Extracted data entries
::::
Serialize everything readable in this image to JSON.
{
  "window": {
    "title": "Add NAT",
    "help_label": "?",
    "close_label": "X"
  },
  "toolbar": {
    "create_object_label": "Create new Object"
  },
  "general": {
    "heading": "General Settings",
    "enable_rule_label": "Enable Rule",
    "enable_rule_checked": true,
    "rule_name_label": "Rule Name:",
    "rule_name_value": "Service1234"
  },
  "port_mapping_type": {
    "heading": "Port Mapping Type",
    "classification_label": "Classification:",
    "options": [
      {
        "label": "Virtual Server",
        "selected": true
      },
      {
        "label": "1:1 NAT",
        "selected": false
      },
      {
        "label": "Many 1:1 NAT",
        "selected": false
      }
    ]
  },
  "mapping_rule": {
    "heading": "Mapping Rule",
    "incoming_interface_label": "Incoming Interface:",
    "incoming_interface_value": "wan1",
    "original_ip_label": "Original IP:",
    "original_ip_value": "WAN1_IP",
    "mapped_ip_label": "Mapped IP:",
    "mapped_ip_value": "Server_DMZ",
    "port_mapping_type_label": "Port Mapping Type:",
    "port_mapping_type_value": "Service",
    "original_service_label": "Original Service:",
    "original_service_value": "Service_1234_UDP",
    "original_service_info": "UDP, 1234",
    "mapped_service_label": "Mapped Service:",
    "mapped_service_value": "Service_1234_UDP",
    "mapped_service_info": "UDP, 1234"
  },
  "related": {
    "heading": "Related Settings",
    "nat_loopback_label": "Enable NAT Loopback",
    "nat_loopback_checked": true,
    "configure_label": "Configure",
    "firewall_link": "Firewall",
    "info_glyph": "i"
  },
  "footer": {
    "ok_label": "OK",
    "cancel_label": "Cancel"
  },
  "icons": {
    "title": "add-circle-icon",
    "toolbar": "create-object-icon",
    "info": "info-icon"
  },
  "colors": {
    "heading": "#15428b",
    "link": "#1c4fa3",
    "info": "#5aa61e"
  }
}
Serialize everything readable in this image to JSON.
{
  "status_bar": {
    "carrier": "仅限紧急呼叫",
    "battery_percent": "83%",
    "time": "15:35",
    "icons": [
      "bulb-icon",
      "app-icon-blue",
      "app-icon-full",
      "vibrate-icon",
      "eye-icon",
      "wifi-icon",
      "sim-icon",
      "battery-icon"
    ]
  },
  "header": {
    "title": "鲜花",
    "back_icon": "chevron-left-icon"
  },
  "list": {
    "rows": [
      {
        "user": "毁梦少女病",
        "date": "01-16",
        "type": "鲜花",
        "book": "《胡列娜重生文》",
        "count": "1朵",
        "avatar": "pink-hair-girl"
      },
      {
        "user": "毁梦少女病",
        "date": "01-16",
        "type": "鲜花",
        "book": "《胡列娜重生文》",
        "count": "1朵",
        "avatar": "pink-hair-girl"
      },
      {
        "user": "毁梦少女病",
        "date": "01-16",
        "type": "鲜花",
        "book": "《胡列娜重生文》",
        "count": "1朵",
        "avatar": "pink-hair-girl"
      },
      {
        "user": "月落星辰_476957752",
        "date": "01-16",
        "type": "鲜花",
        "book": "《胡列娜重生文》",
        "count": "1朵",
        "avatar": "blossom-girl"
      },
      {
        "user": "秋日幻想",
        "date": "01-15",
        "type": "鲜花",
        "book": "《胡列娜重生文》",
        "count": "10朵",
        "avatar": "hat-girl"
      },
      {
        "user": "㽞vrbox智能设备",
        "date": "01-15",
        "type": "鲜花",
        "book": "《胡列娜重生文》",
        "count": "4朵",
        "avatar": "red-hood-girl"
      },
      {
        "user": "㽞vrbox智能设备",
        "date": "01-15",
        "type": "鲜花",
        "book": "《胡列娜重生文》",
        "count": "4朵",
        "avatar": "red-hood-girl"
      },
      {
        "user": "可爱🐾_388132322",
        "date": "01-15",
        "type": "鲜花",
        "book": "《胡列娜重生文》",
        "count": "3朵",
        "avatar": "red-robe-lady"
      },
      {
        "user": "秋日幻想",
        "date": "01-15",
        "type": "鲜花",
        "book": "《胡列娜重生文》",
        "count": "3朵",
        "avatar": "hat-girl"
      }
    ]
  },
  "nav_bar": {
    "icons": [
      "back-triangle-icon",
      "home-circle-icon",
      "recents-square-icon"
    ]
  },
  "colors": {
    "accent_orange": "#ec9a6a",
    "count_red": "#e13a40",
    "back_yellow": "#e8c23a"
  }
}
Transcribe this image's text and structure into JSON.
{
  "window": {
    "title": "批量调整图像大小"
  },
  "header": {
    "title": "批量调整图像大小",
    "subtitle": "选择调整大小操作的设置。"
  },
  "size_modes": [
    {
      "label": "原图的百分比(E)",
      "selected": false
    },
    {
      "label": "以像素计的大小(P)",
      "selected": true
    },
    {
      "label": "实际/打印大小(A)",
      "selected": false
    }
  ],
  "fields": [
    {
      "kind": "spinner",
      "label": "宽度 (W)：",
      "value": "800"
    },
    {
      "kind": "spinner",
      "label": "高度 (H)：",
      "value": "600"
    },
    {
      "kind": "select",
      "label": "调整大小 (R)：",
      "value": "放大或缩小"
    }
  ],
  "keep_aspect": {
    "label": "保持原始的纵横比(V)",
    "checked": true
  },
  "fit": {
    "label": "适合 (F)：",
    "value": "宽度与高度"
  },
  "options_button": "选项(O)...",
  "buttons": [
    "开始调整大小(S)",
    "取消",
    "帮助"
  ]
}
::::
## [What needs to be done]
Copy all the records above exactly, missing none.

## [Completed task]
Serialize everything readable in this image to JSON.
{
  "window": {
    "title": "Add NAT",
    "help_label": "?",
    "close_label": "X"
  },
  "toolbar": {
    "create_object_label": "Create new Object"
  },
  "general": {
    "heading": "General Settings",
    "enable_rule_label": "Enable Rule",
    "enable_rule_checked": true,
    "rule_name_label": "Rule Name:",
    "rule_name_value": "Service1234"
  },
  "port_mapping_type": {
    "heading": "Port Mapping Type",
    "classification_label": "Classification:",
    "options": [
      {
        "label": "Virtual Server",
        "selected": true
      },
      {
        "label": "1:1 NAT",
        "selected": false
      },
      {
        "label": "Many 1:1 NAT",
        "selected": false
      }
    ]
  },
  "mapping_rule": {
    "heading": "Mapping Rule",
    "incoming_interface_label": "Incoming Interface:",
    "incoming_interface_value": "wan1",
    "original_ip_label": "Original IP:",
    "original_ip_value": "WAN1_IP",
    "mapped_ip_label": "Mapped IP:",
    "mapped_ip_value": "Server_DMZ",
    "port_mapping_type_label": "Port Mapping Type:",
    "port_mapping_type_value": "Service",
    "original_service_label": "Original Service:",
    "original_service_value": "Service_1234_UDP",
    "original_service_info": "UDP, 1234",
    "mapped_service_label": "Mapped Service:",
    "mapped_service_value": "Service_1234_UDP",
    "mapped_service_info": "UDP, 1234"
  },
  "related": {
    "heading": "Related Settings",
    "nat_loopback_label": "Enable NAT Loopback",
    "nat_loopback_checked": true,
    "configure_label": "Configure",
    "firewall_link": "Firewall",
    "info_glyph": "i"
  },
  "footer": {
    "ok_label": "OK",
    "cancel_label": "Cancel"
  },
  "icons": {
    "title": "add-circle-icon",
    "toolbar": "create-object-icon",
    "info": "info-icon"
  },
  "colors": {
    "heading": "#15428b",
    "link": "#1c4fa3",
    "info": "#5aa61e"
  }
}
Serialize everything readable in this image to JSON.
{
  "status_bar": {
    "carrier": "仅限紧急呼叫",
    "battery_percent": "83%",
    "time": "15:35",
    "icons": [
      "bulb-icon",
      "app-icon-blue",
      "app-icon-full",
      "vibrate-icon",
      "eye-icon",
      "wifi-icon",
      "sim-icon",
      "battery-icon"
    ]
  },
  "header": {
    "title": "鲜花",
    "back_icon": "chevron-left-icon"
  },
  "list": {
    "rows": [
      {
        "user": "毁梦少女病",
        "date": "01-16",
        "type": "鲜花",
        "book": "《胡列娜重生文》",
        "count": "1朵",
        "avatar": "pink-hair-girl"
      },
      {
        "user": "毁梦少女病",
        "date": "01-16",
        "type": "鲜花",
        "book": "《胡列娜重生文》",
        "count": "1朵",
        "avatar": "pink-hair-girl"
      },
      {
        "user": "毁梦少女病",
        "date": "01-16",
        "type": "鲜花",
        "book": "《胡列娜重生文》",
        "count": "1朵",
        "avatar": "pink-hair-girl"
      },
      {
        "user": "月落星辰_476957752",
        "date": "01-16",
        "type": "鲜花",
        "book": "《胡列娜重生文》",
        "count": "1朵",
        "avatar": "blossom-girl"
      },
      {
        "user": "秋日幻想",
        "date": "01-15",
        "type": "鲜花",
        "book": "《胡列娜重生文》",
        "count": "10朵",
        "avatar": "hat-girl"
      },
      {
        "user": "㽞vrbox智能设备",
        "date": "01-15",
        "type": "鲜花",
        "book": "《胡列娜重生文》",
        "count": "4朵",
        "avatar": "red-hood-girl"
      },
      {
        "user": "㽞vrbox智能设备",
        "date": "01-15",
        "type": "鲜花",
        "book": "《胡列娜重生文》",
        "count": "4朵",
        "avatar": "red-hood-girl"
      },
      {
        "user": "可爱🐾_388132322",
        "date": "01-15",
        "type": "鲜花",
        "book": "《胡列娜重生文》",
        "count": "3朵",
        "avatar": "red-robe-lady"
      },
      {
        "user": "秋日幻想",
        "date": "01-15",
        "type": "鲜花",
        "book": "《胡列娜重生文》",
        "count": "3朵",
        "avatar": "hat-girl"
      }
    ]
  },
  "nav_bar": {
    "icons": [
      "back-triangle-icon",
      "home-circle-icon",
      "recents-square-icon"
    ]
  },
  "colors": {
    "accent_orange": "#ec9a6a",
    "count_red": "#e13a40",
    "back_yellow": "#e8c23a"
  }
}
Transcribe this image's text and structure into JSON.
{
  "window": {
    "title": "批量调整图像大小"
  },
  "header": {
    "title": "批量调整图像大小",
    "subtitle": "选择调整大小操作的设置。"
  },
  "size_modes": [
    {
      "label": "原图的百分比(E)",
      "selected": false
    },
    {
      "label": "以像素计的大小(P)",
      "selected": true
    },
    {
      "label": "实际/打印大小(A)",
      "selected": false
    }
  ],
  "fields": [
    {
      "kind": "spinner",
      "label": "宽度 (W)：",
      "value": "800"
    },
    {
      "kind": "spinner",
      "label": "高度 (H)：",
      "value": "600"
    },
    {
      "kind": "select",
      "label": "调整大小 (R)：",
      "value": "放大或缩小"
    }
  ],
  "keep_aspect": {
    "label": "保持原始的纵横比(V)",
    "checked": true
  },
  "fit": {
    "label": "适合 (F)：",
    "value": "宽度与高度"
  },
  "options_button": "选项(O)...",
  "buttons": [
    "开始调整大小(S)",
    "取消",
    "帮助"
  ]
}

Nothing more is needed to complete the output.